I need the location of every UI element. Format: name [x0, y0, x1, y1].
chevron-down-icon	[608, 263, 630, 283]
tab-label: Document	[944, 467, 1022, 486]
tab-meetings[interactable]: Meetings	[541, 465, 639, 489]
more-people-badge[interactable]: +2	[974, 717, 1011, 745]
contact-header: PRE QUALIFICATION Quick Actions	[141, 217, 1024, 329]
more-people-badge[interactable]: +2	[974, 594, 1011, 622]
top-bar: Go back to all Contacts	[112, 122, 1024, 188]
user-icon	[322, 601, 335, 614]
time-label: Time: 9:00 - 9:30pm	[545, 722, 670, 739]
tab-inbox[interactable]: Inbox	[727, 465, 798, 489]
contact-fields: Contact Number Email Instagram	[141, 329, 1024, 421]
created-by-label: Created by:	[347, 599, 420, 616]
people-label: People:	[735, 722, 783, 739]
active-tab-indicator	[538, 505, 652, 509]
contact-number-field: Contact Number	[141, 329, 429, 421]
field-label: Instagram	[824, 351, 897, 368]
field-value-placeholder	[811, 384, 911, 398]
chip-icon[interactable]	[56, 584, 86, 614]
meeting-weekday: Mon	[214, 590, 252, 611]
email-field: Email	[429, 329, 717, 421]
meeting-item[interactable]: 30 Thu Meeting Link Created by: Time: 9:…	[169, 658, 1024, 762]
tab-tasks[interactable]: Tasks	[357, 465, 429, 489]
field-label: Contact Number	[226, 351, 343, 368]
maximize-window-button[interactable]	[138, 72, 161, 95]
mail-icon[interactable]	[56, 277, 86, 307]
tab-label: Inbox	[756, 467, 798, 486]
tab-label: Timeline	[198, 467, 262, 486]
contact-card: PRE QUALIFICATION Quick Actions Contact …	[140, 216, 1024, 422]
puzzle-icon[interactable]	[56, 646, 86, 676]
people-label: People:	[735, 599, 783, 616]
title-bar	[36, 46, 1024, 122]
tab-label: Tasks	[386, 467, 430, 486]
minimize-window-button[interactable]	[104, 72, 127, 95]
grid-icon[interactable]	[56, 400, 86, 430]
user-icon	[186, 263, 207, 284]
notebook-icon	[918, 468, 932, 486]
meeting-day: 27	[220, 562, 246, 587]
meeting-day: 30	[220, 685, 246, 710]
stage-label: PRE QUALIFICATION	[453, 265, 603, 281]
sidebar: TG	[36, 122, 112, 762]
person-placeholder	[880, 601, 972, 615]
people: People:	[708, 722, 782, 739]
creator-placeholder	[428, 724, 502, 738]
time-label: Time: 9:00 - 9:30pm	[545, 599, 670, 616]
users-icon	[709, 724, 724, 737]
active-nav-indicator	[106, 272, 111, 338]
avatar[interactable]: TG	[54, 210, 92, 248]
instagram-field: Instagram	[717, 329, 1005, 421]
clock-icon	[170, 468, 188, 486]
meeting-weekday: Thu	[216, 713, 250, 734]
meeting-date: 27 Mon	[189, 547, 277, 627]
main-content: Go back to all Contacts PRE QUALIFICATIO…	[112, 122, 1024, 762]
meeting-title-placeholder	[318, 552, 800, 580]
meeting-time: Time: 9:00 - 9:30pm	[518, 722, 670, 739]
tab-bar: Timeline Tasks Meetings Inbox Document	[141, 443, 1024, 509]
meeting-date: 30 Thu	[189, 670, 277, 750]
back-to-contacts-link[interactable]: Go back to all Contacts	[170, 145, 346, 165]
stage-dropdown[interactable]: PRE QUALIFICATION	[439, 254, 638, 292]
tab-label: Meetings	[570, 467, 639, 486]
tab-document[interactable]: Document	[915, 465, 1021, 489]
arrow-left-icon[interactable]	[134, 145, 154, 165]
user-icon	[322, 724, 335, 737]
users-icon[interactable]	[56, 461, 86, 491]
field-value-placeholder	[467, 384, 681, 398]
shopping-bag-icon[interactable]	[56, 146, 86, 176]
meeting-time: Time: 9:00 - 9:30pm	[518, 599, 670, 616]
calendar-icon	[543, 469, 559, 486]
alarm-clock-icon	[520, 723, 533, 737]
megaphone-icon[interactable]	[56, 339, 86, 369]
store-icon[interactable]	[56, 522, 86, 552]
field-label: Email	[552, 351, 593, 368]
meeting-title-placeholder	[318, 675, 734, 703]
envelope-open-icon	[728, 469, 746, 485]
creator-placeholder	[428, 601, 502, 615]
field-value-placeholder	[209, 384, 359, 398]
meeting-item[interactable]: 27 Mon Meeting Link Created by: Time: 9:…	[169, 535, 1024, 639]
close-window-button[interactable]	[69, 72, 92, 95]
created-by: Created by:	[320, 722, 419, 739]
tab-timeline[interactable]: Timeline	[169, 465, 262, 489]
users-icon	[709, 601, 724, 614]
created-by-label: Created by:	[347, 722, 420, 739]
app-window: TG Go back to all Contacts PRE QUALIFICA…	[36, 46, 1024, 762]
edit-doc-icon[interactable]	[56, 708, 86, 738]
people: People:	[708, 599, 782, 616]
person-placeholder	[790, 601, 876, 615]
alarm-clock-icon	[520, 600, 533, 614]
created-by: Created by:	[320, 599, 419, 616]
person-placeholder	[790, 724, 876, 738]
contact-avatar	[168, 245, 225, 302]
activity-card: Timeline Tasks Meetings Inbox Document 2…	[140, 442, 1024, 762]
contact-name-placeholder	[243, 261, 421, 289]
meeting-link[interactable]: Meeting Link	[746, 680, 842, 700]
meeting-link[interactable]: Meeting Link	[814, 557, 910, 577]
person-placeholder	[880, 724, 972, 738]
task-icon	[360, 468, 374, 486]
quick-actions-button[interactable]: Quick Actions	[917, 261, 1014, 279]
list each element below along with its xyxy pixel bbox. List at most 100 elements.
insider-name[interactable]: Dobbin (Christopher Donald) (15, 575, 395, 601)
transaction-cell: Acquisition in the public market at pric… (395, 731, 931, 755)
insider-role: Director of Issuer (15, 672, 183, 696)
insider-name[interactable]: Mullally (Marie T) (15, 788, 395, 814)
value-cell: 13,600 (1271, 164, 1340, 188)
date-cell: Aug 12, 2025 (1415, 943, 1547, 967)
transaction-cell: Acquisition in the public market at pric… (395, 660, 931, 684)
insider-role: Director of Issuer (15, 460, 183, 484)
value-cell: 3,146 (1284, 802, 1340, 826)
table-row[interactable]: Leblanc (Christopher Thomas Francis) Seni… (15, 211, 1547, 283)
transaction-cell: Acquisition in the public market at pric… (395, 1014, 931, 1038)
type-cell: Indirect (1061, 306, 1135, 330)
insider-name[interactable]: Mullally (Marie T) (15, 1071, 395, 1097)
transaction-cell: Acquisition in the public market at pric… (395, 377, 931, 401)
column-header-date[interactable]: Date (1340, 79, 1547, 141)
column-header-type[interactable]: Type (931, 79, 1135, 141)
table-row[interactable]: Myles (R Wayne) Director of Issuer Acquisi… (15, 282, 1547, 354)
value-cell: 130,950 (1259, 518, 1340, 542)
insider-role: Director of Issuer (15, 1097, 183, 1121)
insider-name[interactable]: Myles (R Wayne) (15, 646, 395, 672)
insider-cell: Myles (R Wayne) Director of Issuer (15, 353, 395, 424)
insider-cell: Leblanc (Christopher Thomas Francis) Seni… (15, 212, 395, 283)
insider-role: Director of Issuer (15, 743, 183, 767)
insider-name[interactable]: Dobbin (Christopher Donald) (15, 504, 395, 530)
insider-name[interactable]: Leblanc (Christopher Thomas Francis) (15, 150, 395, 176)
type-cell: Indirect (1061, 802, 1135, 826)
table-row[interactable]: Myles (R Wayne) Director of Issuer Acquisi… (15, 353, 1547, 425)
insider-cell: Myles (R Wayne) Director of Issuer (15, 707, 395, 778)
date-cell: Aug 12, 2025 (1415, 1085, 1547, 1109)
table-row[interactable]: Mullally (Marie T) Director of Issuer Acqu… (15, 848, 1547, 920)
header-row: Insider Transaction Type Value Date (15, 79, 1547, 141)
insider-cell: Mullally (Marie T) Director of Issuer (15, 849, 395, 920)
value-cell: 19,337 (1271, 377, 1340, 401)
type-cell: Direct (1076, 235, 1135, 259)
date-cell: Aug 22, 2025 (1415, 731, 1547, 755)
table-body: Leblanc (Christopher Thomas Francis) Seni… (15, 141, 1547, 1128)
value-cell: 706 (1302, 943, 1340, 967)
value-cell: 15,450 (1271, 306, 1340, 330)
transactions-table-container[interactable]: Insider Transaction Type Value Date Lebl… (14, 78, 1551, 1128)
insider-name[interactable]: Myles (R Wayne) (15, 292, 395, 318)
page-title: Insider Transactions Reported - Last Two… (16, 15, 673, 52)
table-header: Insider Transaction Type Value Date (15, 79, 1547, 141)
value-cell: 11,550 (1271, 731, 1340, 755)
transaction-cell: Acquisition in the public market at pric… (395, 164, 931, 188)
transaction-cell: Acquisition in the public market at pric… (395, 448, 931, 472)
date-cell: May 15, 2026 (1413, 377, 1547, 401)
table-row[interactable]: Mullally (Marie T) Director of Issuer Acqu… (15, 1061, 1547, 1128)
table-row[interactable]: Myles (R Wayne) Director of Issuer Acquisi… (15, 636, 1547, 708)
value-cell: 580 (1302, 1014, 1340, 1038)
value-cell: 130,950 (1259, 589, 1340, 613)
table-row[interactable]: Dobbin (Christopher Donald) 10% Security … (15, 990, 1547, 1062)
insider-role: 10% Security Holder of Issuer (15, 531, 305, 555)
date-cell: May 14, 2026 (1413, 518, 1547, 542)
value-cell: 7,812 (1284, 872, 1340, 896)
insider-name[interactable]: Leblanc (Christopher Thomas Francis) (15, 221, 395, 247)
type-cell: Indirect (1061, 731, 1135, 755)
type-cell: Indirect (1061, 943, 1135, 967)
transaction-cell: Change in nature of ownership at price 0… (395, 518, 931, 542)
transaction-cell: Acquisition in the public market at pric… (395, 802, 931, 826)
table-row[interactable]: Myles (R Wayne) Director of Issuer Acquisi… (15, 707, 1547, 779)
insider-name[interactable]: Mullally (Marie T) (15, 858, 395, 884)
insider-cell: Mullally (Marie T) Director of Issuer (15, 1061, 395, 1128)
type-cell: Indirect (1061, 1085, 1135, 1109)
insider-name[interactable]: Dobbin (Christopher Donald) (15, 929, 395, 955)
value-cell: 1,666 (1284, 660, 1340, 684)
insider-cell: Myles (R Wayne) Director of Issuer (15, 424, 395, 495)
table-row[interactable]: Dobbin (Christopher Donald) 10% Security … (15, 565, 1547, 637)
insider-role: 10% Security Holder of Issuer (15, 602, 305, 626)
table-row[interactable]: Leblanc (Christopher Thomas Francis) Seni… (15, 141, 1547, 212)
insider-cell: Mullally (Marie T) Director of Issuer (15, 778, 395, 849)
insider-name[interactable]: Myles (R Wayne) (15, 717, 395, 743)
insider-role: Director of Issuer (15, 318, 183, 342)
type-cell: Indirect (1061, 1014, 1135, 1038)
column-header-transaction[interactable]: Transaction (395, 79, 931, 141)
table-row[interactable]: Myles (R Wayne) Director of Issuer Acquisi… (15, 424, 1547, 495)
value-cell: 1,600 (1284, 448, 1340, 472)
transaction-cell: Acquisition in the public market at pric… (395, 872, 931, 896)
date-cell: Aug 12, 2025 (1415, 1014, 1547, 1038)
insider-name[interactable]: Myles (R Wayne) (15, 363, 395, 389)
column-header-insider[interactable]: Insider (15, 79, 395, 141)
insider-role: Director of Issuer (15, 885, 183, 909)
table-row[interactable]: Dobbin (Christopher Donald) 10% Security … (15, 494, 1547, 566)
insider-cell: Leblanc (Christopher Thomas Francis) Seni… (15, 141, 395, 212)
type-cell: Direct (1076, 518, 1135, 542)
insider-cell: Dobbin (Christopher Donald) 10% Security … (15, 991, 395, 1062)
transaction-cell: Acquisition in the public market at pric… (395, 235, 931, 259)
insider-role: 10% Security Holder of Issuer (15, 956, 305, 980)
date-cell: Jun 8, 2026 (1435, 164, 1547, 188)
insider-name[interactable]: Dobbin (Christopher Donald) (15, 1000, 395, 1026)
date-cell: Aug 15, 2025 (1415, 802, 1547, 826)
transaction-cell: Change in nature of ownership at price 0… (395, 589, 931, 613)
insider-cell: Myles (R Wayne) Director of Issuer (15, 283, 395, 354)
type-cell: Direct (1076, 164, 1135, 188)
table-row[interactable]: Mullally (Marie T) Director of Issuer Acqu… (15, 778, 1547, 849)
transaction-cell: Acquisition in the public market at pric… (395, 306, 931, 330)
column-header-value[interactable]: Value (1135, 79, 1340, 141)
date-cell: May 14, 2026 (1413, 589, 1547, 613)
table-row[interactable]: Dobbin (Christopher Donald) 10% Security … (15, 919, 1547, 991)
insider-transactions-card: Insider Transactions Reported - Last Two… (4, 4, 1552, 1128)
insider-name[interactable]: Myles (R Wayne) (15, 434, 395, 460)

= = =

Görevin amacı: Yukarıdaki kayıtların başından "599, 420, 616]" geçen satıra kadar uzanan bölümü, iki ucu da dahil olmak üzere, harfi harfine tekrar yazın.

Alıştırma çıktısı:
I need the location of every UI element. Format: name [x0, y0, x1, y1].
chevron-down-icon	[608, 263, 630, 283]
tab-label: Document	[944, 467, 1022, 486]
tab-meetings[interactable]: Meetings	[541, 465, 639, 489]
more-people-badge[interactable]: +2	[974, 717, 1011, 745]
contact-header: PRE QUALIFICATION Quick Actions	[141, 217, 1024, 329]
more-people-badge[interactable]: +2	[974, 594, 1011, 622]
top-bar: Go back to all Contacts	[112, 122, 1024, 188]
user-icon	[322, 601, 335, 614]
time-label: Time: 9:00 - 9:30pm	[545, 722, 670, 739]
tab-inbox[interactable]: Inbox	[727, 465, 798, 489]
contact-fields: Contact Number Email Instagram	[141, 329, 1024, 421]
created-by-label: Created by:	[347, 599, 420, 616]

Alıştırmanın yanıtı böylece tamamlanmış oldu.